:: Exercise directions ::
Set down, word for word, the stretch of the thrown-ball solution below from "The velocity with which the" through "reaches is 45 m.".
-- BEGIN Selected text --
A ball thrown up vertically returns to the thrower after 6 s. Find

(a) The velocity with which it was thrown up,

(b) The maximum height it reaches, and

(c) Its position after 4s.

Asked by Vishal kumar | 1 year ago |  198

##### Solution :-

Given data:

g = 10m/s2

Total time T = 6sec

Ta = Td = 3sec

(a) Final velocity at maximum height v = 0

From first equation of motion:-

v = u - gta

u = v + gta

= 0 + 10 x 3

= 30m/s

The velocity with which the stone was thrown up is 30m/s.

(b) From second equation of motion

$$s = ut_a - \frac{1}{2}g(t_a)^2$$

$$= 30 \times 3 - (1/2) \times 10 \times (3)^2$$

$$= 90-45 = 45m$$

The maximum height stone reaches is 45 m.
-- END Selected text --
-- BEGIN Data provided --
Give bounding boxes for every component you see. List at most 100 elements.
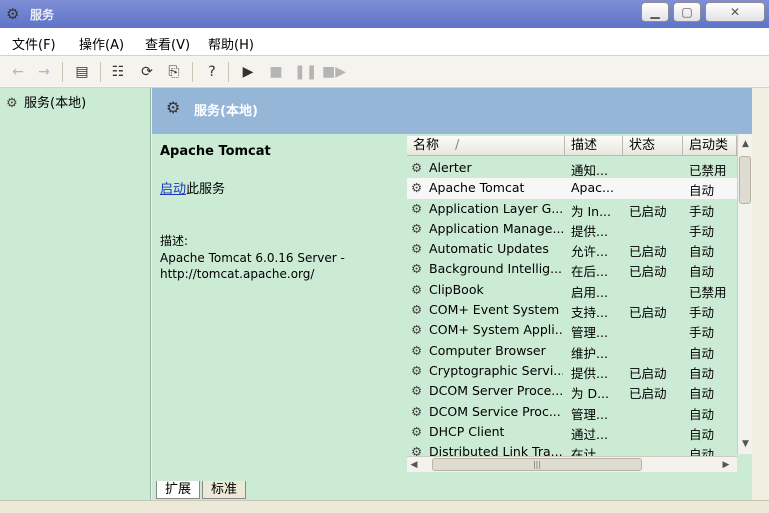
-- END Data provided --
:: Response ::
The velocity with which the stone was thrown up is 30m/s.

(b) From second equation of motion

$$s = ut_a - \frac{1}{2}g(t_a)^2$$

$$= 30 \times 3 - (1/2) \times 10 \times (3)^2$$

$$= 90-45 = 45m$$

The maximum height stone reaches is 45 m.